§ **Task statement**
Using the records below, count the lines with "mais" in them. Give the number only.

§ **Dataset entries**
--------

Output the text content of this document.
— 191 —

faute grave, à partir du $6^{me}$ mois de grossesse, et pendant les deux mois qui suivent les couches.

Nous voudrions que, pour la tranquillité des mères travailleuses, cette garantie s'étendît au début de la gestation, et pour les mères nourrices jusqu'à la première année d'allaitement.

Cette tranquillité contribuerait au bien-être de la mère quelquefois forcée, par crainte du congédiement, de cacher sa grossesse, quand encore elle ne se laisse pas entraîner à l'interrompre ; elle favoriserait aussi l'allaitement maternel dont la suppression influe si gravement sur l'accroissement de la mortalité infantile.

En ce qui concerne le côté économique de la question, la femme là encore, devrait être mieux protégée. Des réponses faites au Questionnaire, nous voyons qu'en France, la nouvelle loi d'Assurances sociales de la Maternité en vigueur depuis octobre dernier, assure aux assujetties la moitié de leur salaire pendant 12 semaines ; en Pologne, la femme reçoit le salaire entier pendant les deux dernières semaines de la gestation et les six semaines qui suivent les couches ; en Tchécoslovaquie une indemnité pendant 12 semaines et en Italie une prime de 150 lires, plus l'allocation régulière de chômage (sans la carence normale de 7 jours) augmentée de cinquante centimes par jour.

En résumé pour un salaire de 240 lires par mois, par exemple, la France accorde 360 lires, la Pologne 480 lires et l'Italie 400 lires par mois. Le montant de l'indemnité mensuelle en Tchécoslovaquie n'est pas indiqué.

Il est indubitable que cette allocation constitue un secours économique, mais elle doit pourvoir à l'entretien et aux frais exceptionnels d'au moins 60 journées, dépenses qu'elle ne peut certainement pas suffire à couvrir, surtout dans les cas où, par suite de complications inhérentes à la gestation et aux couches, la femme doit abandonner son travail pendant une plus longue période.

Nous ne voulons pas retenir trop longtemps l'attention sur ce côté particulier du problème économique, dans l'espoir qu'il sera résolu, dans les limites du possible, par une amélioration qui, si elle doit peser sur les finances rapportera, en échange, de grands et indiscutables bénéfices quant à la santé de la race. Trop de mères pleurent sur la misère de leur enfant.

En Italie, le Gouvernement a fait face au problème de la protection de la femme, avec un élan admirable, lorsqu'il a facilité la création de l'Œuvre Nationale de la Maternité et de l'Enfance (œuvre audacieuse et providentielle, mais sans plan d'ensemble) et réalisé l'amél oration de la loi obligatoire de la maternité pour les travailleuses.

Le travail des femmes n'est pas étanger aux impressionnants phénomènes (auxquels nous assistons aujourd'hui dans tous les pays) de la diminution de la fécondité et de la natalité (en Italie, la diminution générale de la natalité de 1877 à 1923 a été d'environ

--------

§ **Solution to this problem**
2